* The exercise *
Give all of the lines again exactly as they read.

[Dataset excerpts]
----------
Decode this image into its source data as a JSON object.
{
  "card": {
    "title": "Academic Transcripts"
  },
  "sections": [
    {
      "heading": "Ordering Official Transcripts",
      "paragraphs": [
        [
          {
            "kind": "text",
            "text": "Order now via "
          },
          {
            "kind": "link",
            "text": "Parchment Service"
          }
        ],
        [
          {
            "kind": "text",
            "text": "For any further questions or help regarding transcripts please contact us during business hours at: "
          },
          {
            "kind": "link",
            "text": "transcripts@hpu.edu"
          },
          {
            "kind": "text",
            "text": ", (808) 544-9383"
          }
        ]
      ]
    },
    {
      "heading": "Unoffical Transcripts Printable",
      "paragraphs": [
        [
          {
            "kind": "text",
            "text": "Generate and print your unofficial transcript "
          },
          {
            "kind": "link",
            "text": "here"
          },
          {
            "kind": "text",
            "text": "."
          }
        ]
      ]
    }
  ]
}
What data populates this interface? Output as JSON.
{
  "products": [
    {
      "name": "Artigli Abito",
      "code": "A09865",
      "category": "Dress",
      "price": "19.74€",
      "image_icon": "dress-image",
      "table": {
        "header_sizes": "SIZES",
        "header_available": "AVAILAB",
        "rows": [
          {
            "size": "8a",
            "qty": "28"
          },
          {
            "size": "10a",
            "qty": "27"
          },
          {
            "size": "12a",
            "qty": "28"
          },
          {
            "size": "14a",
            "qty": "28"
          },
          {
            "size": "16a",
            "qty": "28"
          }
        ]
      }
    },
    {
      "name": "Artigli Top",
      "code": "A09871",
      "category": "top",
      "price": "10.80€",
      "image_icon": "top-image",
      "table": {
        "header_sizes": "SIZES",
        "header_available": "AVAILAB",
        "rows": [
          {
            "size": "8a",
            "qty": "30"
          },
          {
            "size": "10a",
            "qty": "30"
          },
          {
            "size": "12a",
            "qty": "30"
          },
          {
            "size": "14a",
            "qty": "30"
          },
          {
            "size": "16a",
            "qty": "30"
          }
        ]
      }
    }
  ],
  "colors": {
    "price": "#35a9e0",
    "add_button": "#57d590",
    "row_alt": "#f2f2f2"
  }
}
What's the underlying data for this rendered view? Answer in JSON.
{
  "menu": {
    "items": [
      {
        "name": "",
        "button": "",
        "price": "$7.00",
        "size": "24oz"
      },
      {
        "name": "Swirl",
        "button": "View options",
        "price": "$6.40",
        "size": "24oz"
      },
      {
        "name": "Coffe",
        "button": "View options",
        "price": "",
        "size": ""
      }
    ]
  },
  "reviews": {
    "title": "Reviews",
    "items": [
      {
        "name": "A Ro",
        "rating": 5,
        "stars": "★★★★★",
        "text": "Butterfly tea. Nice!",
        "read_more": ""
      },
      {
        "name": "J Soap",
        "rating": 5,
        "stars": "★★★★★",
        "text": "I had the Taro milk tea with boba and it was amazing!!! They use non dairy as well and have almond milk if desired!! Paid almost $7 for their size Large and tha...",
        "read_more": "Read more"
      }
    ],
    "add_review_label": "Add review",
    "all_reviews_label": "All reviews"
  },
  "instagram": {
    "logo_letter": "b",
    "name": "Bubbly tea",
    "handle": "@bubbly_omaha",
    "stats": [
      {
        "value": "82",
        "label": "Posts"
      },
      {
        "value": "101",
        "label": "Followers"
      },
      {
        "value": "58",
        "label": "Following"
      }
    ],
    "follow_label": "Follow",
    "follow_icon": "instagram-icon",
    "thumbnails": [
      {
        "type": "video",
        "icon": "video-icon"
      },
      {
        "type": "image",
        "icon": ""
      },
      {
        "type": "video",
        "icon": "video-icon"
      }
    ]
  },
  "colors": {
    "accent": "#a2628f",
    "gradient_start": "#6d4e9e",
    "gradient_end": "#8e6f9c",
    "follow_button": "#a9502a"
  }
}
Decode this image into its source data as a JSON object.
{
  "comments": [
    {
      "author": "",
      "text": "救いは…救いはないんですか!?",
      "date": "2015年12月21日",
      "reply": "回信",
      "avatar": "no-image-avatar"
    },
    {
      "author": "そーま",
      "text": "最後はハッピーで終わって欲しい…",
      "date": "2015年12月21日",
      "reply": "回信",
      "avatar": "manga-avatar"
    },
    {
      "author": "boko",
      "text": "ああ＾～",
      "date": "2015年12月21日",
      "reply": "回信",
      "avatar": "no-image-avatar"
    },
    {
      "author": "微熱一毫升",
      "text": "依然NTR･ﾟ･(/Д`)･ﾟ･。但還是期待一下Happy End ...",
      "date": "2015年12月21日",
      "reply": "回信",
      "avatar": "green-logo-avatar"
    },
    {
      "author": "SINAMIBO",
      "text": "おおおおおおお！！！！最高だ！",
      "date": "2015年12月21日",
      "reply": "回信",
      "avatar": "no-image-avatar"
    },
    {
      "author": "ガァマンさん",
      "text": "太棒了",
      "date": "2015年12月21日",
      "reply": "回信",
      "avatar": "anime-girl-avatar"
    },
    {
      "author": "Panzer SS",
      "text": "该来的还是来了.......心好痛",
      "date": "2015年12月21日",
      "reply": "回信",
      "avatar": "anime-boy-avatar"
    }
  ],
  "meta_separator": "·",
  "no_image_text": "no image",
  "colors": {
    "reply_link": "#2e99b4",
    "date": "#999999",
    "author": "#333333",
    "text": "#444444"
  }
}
----------
* Output for this task *
Decode this image into its source data as a JSON object.
{
  "card": {
    "title": "Academic Transcripts"
  },
  "sections": [
    {
      "heading": "Ordering Official Transcripts",
      "paragraphs": [
        [
          {
            "kind": "text",
            "text": "Order now via "
          },
          {
            "kind": "link",
            "text": "Parchment Service"
          }
        ],
        [
          {
            "kind": "text",
            "text": "For any further questions or help regarding transcripts please contact us during business hours at: "
          },
          {
            "kind": "link",
            "text": "transcripts@hpu.edu"
          },
          {
            "kind": "text",
            "text": ", (808) 544-9383"
          }
        ]
      ]
    },
    {
      "heading": "Unoffical Transcripts Printable",
      "paragraphs": [
        [
          {
            "kind": "text",
            "text": "Generate and print your unofficial transcript "
          },
          {
            "kind": "link",
            "text": "here"
          },
          {
            "kind": "text",
            "text": "."
          }
        ]
      ]
    }
  ]
}
What data populates this interface? Output as JSON.
{
  "products": [
    {
      "name": "Artigli Abito",
      "code": "A09865",
      "category": "Dress",
      "price": "19.74€",
      "image_icon": "dress-image",
      "table": {
        "header_sizes": "SIZES",
        "header_available": "AVAILAB",
        "rows": [
          {
            "size": "8a",
            "qty": "28"
          },
          {
            "size": "10a",
            "qty": "27"
          },
          {
            "size": "12a",
            "qty": "28"
          },
          {
            "size": "14a",
            "qty": "28"
          },
          {
            "size": "16a",
            "qty": "28"
          }
        ]
      }
    },
    {
      "name": "Artigli Top",
      "code": "A09871",
      "category": "top",
      "price": "10.80€",
      "image_icon": "top-image",
      "table": {
        "header_sizes": "SIZES",
        "header_available": "AVAILAB",
        "rows": [
          {
            "size": "8a",
            "qty": "30"
          },
          {
            "size": "10a",
            "qty": "30"
          },
          {
            "size": "12a",
            "qty": "30"
          },
          {
            "size": "14a",
            "qty": "30"
          },
          {
            "size": "16a",
            "qty": "30"
          }
        ]
      }
    }
  ],
  "colors": {
    "price": "#35a9e0",
    "add_button": "#57d590",
    "row_alt": "#f2f2f2"
  }
}
What's the underlying data for this rendered view? Answer in JSON.
{
  "menu": {
    "items": [
      {
        "name": "",
        "button": "",
        "price": "$7.00",
        "size": "24oz"
      },
      {
        "name": "Swirl",
        "button": "View options",
        "price": "$6.40",
        "size": "24oz"
      },
      {
        "name": "Coffe",
        "button": "View options",
        "price": "",
        "size": ""
      }
    ]
  },
  "reviews": {
    "title": "Reviews",
    "items": [
      {
        "name": "A Ro",
        "rating": 5,
        "stars": "★★★★★",
        "text": "Butterfly tea. Nice!",
        "read_more": ""
      },
      {
        "name": "J Soap",
        "rating": 5,
        "stars": "★★★★★",
        "text": "I had the Taro milk tea with boba and it was amazing!!! They use non dairy as well and have almond milk if desired!! Paid almost $7 for their size Large and tha...",
        "read_more": "Read more"
      }
    ],
    "add_review_label": "Add review",
    "all_reviews_label": "All reviews"
  },
  "instagram": {
    "logo_letter": "b",
    "name": "Bubbly tea",
    "handle": "@bubbly_omaha",
    "stats": [
      {
        "value": "82",
        "label": "Posts"
      },
      {
        "value": "101",
        "label": "Followers"
      },
      {
        "value": "58",
        "label": "Following"
      }
    ],
    "follow_label": "Follow",
    "follow_icon": "instagram-icon",
    "thumbnails": [
      {
        "type": "video",
        "icon": "video-icon"
      },
      {
        "type": "image",
        "icon": ""
      },
      {
        "type": "video",
        "icon": "video-icon"
      }
    ]
  },
  "colors": {
    "accent": "#a2628f",
    "gradient_start": "#6d4e9e",
    "gradient_end": "#8e6f9c",
    "follow_button": "#a9502a"
  }
}
Decode this image into its source data as a JSON object.
{
  "comments": [
    {
      "author": "",
      "text": "救いは…救いはないんですか!?",
      "date": "2015年12月21日",
      "reply": "回信",
      "avatar": "no-image-avatar"
    },
    {
      "author": "そーま",
      "text": "最後はハッピーで終わって欲しい…",
      "date": "2015年12月21日",
      "reply": "回信",
      "avatar": "manga-avatar"
    },
    {
      "author": "boko",
      "text": "ああ＾～",
      "date": "2015年12月21日",
      "reply": "回信",
      "avatar": "no-image-avatar"
    },
    {
      "author": "微熱一毫升",
      "text": "依然NTR･ﾟ･(/Д`)･ﾟ･。但還是期待一下Happy End ...",
      "date": "2015年12月21日",
      "reply": "回信",
      "avatar": "green-logo-avatar"
    },
    {
      "author": "SINAMIBO",
      "text": "おおおおおおお！！！！最高だ！",
      "date": "2015年12月21日",
      "reply": "回信",
      "avatar": "no-image-avatar"
    },
    {
      "author": "ガァマンさん",
      "text": "太棒了",
      "date": "2015年12月21日",
      "reply": "回信",
      "avatar": "anime-girl-avatar"
    },
    {
      "author": "Panzer SS",
      "text": "该来的还是来了.......心好痛",
      "date": "2015年12月21日",
      "reply": "回信",
      "avatar": "anime-boy-avatar"
    }
  ],
  "meta_separator": "·",
  "no_image_text": "no image",
  "colors": {
    "reply_link": "#2e99b4",
    "date": "#999999",
    "author": "#333333",
    "text": "#444444"
  }
}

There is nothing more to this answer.